== Prompt ==
Give the listing below again in full, exactly as written.

== Given information ==

━━━━━━

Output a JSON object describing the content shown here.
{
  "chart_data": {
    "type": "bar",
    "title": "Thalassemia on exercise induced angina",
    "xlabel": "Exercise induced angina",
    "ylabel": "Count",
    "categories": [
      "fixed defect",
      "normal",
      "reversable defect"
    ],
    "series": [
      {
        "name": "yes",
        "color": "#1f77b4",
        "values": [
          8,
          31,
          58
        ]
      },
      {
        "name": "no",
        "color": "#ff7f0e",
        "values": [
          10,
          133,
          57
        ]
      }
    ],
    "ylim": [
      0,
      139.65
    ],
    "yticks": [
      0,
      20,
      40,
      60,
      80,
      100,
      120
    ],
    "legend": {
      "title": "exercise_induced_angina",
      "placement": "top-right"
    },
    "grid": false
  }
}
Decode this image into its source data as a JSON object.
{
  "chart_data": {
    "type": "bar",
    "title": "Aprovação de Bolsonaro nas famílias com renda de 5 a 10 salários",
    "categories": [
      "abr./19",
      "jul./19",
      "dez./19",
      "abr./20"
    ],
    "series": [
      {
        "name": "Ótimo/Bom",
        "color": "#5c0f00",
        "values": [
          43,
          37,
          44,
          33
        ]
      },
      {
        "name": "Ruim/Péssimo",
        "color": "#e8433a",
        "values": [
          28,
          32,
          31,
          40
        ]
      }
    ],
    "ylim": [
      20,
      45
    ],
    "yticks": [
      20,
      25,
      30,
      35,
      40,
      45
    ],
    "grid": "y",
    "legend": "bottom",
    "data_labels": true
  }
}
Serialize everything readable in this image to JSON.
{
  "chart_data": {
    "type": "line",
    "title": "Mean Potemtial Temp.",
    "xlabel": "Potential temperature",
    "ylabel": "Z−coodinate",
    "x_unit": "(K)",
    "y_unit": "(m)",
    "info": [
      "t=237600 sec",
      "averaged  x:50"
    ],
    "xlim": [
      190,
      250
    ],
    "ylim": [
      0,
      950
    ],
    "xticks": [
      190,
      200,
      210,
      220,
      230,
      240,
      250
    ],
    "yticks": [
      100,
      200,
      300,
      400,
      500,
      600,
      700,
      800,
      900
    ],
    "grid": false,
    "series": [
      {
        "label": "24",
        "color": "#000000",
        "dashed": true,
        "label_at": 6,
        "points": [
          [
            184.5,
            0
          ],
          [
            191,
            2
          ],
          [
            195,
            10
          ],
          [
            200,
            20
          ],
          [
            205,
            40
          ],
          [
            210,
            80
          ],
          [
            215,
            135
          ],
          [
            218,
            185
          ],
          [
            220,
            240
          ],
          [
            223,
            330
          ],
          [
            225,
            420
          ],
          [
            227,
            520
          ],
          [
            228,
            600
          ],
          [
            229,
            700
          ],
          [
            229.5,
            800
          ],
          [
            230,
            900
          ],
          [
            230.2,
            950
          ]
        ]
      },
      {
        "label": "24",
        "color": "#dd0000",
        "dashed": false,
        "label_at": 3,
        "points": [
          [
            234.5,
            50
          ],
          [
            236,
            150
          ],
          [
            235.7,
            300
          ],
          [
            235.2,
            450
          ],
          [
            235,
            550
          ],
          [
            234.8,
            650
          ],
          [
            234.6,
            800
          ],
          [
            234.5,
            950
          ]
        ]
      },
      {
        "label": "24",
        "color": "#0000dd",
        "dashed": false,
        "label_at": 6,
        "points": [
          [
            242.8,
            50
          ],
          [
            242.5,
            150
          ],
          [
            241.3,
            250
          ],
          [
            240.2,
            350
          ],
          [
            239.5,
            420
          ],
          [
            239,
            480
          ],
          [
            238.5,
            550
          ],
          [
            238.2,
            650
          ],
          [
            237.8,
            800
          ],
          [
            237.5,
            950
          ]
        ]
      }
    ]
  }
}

━━━━━━

== Final result ==
Output a JSON object describing the content shown here.
{
  "chart_data": {
    "type": "bar",
    "title": "Thalassemia on exercise induced angina",
    "xlabel": "Exercise induced angina",
    "ylabel": "Count",
    "categories": [
      "fixed defect",
      "normal",
      "reversable defect"
    ],
    "series": [
      {
        "name": "yes",
        "color": "#1f77b4",
        "values": [
          8,
          31,
          58
        ]
      },
      {
        "name": "no",
        "color": "#ff7f0e",
        "values": [
          10,
          133,
          57
        ]
      }
    ],
    "ylim": [
      0,
      139.65
    ],
    "yticks": [
      0,
      20,
      40,
      60,
      80,
      100,
      120
    ],
    "legend": {
      "title": "exercise_induced_angina",
      "placement": "top-right"
    },
    "grid": false
  }
}
Decode this image into its source data as a JSON object.
{
  "chart_data": {
    "type": "bar",
    "title": "Aprovação de Bolsonaro nas famílias com renda de 5 a 10 salários",
    "categories": [
      "abr./19",
      "jul./19",
      "dez./19",
      "abr./20"
    ],
    "series": [
      {
        "name": "Ótimo/Bom",
        "color": "#5c0f00",
        "values": [
          43,
          37,
          44,
          33
        ]
      },
      {
        "name": "Ruim/Péssimo",
        "color": "#e8433a",
        "values": [
          28,
          32,
          31,
          40
        ]
      }
    ],
    "ylim": [
      20,
      45
    ],
    "yticks": [
      20,
      25,
      30,
      35,
      40,
      45
    ],
    "grid": "y",
    "legend": "bottom",
    "data_labels": true
  }
}
Serialize everything readable in this image to JSON.
{
  "chart_data": {
    "type": "line",
    "title": "Mean Potemtial Temp.",
    "xlabel": "Potential temperature",
    "ylabel": "Z−coodinate",
    "x_unit": "(K)",
    "y_unit": "(m)",
    "info": [
      "t=237600 sec",
      "averaged  x:50"
    ],
    "xlim": [
      190,
      250
    ],
    "ylim": [
      0,
      950
    ],
    "xticks": [
      190,
      200,
      210,
      220,
      230,
      240,
      250
    ],
    "yticks": [
      100,
      200,
      300,
      400,
      500,
      600,
      700,
      800,
      900
    ],
    "grid": false,
    "series": [
      {
        "label": "24",
        "color": "#000000",
        "dashed": true,
        "label_at": 6,
        "points": [
          [
            184.5,
            0
          ],
          [
            191,
            2
          ],
          [
            195,
            10
          ],
          [
            200,
            20
          ],
          [
            205,
            40
          ],
          [
            210,
            80
          ],
          [
            215,
            135
          ],
          [
            218,
            185
          ],
          [
            220,
            240
          ],
          [
            223,
            330
          ],
          [
            225,
            420
          ],
          [
            227,
            520
          ],
          [
            228,
            600
          ],
          [
            229,
            700
          ],
          [
            229.5,
            800
          ],
          [
            230,
            900
          ],
          [
            230.2,
            950
          ]
        ]
      },
      {
        "label": "24",
        "color": "#dd0000",
        "dashed": false,
        "label_at": 3,
        "points": [
          [
            234.5,
            50
          ],
          [
            236,
            150
          ],
          [
            235.7,
            300
          ],
          [
            235.2,
            450
          ],
          [
            235,
            550
          ],
          [
            234.8,
            650
          ],
          [
            234.6,
            800
          ],
          [
            234.5,
            950
          ]
        ]
      },
      {
        "label": "24",
        "color": "#0000dd",
        "dashed": false,
        "label_at": 6,
        "points": [
          [
            242.8,
            50
          ],
          [
            242.5,
            150
          ],
          [
            241.3,
            250
          ],
          [
            240.2,
            350
          ],
          [
            239.5,
            420
          ],
          [
            239,
            480
          ],
          [
            238.5,
            550
          ],
          [
            238.2,
            650
          ],
          [
            237.8,
            800
          ],
          [
            237.5,
            950
          ]
        ]
      }
    ]
  }
}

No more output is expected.